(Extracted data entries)

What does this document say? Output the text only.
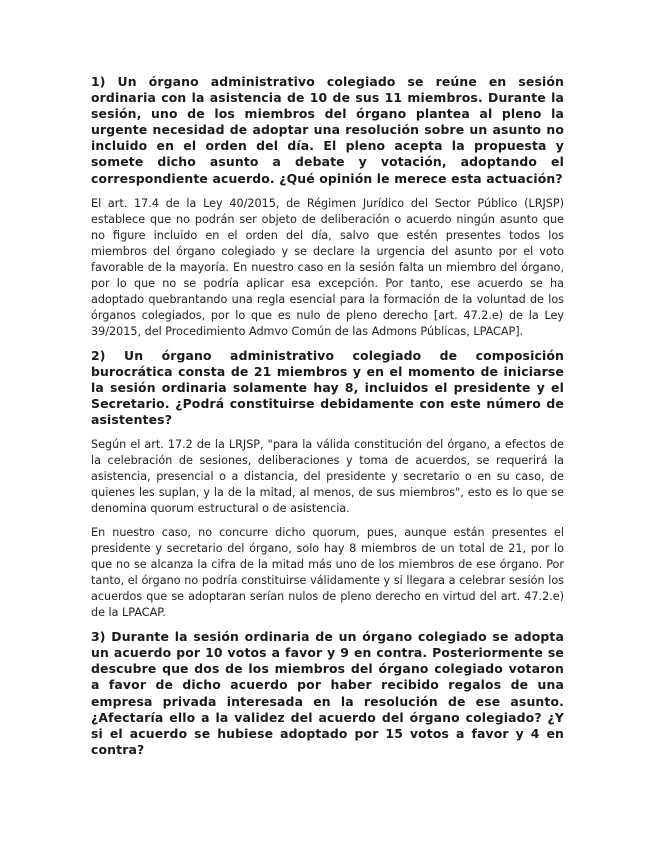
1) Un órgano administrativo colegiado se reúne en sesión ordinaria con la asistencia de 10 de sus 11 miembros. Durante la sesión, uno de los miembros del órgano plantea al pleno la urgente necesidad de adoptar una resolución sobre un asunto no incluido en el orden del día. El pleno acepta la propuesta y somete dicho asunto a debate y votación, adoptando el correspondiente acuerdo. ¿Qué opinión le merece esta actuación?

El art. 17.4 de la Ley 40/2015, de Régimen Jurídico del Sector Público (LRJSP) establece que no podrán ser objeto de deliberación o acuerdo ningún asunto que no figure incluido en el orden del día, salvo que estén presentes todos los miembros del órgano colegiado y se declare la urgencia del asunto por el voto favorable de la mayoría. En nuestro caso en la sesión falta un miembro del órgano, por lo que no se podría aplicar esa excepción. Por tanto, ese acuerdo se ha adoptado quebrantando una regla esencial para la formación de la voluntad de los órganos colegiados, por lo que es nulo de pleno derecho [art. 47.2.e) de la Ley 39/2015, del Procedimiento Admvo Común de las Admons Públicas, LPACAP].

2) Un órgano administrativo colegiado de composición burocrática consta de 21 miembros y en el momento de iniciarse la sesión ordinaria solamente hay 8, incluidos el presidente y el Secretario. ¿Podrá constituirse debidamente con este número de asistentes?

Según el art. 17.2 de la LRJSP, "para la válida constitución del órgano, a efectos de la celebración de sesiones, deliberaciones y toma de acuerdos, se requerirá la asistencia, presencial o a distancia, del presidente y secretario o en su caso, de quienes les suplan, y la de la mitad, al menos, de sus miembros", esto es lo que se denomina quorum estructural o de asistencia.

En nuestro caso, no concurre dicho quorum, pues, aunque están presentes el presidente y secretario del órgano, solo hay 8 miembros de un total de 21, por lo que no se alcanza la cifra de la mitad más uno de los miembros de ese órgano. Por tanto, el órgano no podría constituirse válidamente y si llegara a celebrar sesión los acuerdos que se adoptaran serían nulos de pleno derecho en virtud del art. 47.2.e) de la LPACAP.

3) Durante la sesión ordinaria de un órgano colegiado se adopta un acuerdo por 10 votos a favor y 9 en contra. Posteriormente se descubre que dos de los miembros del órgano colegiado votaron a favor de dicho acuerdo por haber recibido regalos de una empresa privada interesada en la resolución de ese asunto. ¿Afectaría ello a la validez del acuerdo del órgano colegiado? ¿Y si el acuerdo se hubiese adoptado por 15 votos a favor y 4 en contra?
---
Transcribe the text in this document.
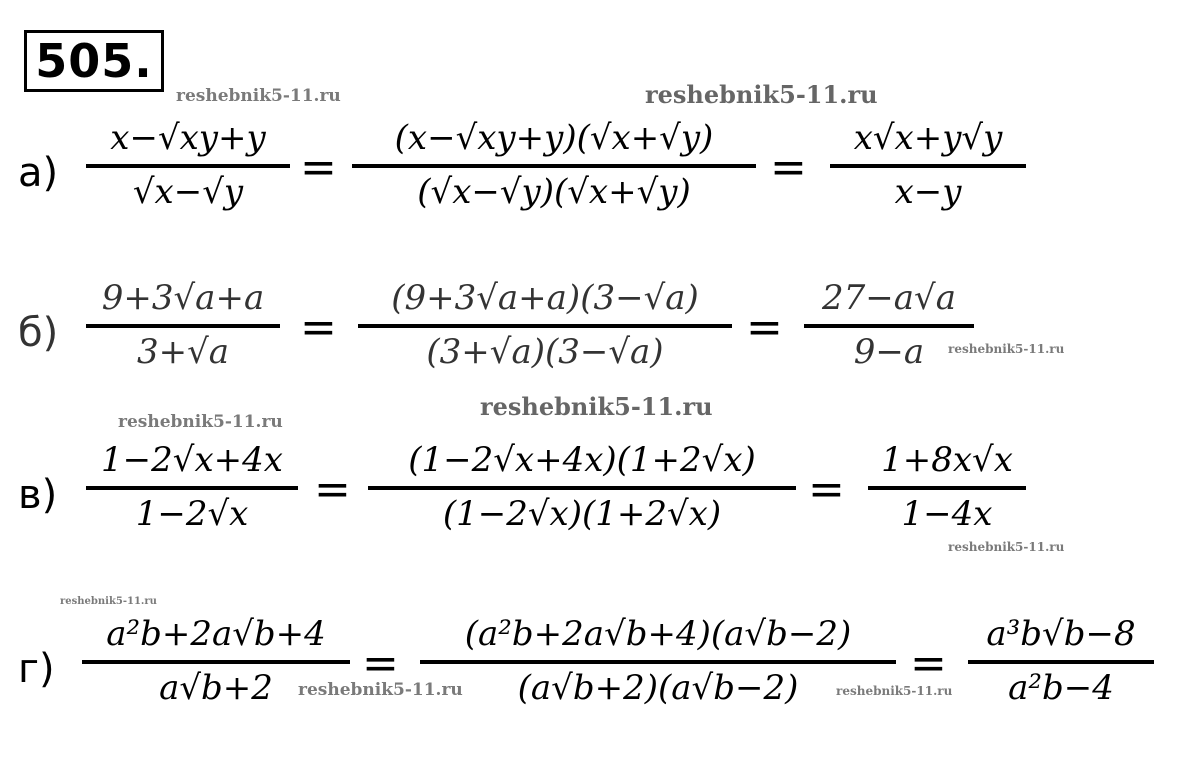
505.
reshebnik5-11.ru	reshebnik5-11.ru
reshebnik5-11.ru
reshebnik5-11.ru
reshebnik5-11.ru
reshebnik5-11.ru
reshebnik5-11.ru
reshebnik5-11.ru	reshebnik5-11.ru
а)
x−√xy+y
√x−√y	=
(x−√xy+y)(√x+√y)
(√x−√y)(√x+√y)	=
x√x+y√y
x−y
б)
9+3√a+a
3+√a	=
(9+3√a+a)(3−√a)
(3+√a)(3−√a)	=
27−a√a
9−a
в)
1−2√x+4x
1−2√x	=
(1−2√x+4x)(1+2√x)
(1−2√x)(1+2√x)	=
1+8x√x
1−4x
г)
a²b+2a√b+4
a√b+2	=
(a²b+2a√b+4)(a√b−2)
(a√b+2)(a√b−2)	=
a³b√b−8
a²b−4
---
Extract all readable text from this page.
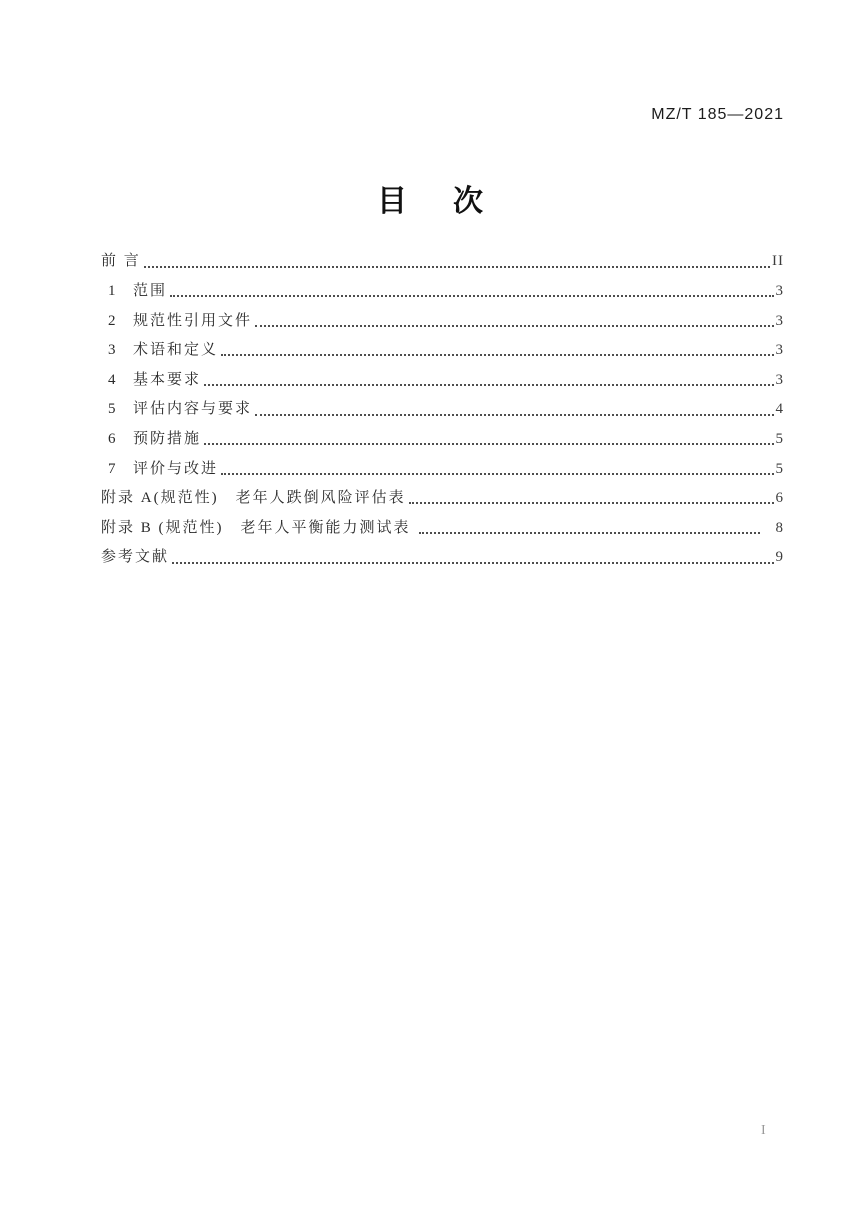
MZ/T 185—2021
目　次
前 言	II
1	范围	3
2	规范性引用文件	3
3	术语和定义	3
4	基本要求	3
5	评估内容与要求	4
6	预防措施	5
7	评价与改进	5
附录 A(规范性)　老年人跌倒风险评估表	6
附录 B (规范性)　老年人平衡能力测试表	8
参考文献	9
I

TASK: In the entries above, locate every line with the word "presidente" and copy it.

EXERCISE SOLUTION:
2) Un órgano administrativo colegiado de composición burocrática consta de 21 miembros y en el momento de iniciarse la sesión ordinaria solamente hay 8, incluidos el presidente y el Secretario. ¿Podrá constituirse debidamente con este número de asistentes?
Según el art. 17.2 de la LRJSP, "para la válida constitución del órgano, a efectos de la celebración de sesiones, deliberaciones y toma de acuerdos, se requerirá la asistencia, presencial o a distancia, del presidente y secretario o en su caso, de quienes les suplan, y la de la mitad, al menos, de sus miembros", esto es lo que se denomina quorum estructural o de asistencia.
En nuestro caso, no concurre dicho quorum, pues, aunque están presentes el presidente y secretario del órgano, solo hay 8 miembros de un total de 21, por lo que no se alcanza la cifra de la mitad más uno de los miembros de ese órgano. Por tanto, el órgano no podría constituirse válidamente y si llegara a celebrar sesión los acuerdos que se adoptaran serían nulos de pleno derecho en virtud del art. 47.2.e) de la LPACAP.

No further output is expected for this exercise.